Your answer should be only a number: how many lines include the word "Repairs".

-- Begin --

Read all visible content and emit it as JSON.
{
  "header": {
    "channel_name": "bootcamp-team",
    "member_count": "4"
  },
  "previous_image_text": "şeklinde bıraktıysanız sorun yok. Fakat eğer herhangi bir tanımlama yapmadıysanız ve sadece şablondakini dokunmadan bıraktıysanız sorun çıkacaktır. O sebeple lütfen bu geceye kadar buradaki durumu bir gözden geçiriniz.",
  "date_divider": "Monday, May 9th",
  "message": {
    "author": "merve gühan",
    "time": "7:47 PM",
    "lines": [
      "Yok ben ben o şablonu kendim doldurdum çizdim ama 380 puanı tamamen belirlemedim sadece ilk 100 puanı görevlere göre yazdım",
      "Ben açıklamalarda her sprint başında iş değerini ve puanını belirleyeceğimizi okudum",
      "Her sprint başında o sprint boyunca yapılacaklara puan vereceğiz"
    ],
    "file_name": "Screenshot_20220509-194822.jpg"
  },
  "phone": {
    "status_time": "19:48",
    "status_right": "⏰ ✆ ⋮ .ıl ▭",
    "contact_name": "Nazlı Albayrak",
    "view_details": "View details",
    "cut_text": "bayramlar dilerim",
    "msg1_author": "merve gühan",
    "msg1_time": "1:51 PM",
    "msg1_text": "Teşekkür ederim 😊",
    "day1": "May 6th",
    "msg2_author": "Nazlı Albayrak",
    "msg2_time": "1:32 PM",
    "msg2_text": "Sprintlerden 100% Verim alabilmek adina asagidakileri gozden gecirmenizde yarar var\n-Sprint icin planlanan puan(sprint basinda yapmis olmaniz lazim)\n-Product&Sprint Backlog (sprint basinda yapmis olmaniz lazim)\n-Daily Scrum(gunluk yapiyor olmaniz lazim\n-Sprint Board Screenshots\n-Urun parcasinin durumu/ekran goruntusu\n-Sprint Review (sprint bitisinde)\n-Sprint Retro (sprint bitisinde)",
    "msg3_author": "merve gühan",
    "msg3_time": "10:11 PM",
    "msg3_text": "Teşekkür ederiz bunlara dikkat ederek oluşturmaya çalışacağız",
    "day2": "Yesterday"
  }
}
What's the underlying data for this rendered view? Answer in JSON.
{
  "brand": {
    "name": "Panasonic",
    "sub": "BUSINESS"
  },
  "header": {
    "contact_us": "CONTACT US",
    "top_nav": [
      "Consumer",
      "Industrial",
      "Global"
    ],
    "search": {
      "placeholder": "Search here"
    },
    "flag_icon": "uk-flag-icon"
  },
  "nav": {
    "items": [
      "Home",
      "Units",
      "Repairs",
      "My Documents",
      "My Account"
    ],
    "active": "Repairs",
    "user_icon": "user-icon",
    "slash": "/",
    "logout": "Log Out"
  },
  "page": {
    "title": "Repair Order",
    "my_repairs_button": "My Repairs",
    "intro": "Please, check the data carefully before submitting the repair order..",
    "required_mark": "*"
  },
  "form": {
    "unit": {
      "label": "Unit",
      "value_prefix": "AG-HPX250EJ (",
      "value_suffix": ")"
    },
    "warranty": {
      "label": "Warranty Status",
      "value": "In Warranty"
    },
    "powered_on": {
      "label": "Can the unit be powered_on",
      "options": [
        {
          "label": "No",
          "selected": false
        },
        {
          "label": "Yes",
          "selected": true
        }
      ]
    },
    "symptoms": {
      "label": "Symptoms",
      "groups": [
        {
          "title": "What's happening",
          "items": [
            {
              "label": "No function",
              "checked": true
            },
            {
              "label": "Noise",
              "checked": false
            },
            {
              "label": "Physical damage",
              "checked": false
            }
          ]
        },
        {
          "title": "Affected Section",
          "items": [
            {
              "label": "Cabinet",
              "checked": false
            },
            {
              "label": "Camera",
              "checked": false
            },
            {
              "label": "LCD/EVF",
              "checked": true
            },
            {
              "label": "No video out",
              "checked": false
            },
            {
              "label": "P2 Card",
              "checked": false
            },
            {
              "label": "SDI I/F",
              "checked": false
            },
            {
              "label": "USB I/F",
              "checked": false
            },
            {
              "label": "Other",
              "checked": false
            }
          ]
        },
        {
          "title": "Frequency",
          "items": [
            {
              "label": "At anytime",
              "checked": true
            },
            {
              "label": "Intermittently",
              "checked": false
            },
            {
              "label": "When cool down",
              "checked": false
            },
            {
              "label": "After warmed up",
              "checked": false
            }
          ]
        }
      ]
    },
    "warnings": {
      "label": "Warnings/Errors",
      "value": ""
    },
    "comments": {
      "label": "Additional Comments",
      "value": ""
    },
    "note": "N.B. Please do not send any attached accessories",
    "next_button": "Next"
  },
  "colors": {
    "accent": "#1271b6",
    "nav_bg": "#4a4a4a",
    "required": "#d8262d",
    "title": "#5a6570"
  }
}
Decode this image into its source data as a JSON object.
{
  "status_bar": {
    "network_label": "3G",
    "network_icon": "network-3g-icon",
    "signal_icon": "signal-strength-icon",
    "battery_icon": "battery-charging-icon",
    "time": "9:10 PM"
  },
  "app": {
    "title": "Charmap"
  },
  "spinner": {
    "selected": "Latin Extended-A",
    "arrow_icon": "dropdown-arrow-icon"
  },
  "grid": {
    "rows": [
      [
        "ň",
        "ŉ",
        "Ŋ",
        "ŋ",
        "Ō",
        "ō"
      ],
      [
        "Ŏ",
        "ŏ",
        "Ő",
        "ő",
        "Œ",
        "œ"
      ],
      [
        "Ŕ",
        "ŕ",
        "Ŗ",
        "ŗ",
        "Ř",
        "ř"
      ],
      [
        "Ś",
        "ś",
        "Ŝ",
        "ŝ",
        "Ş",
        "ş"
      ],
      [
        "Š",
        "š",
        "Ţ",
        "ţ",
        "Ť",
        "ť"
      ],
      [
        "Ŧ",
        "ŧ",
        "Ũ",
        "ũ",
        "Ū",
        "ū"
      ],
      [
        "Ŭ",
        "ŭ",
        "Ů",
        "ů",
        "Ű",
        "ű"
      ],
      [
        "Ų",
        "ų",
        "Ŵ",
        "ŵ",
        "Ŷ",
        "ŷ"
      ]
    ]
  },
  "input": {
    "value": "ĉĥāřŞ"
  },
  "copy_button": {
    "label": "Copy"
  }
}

-- End --

| Output of the task |
3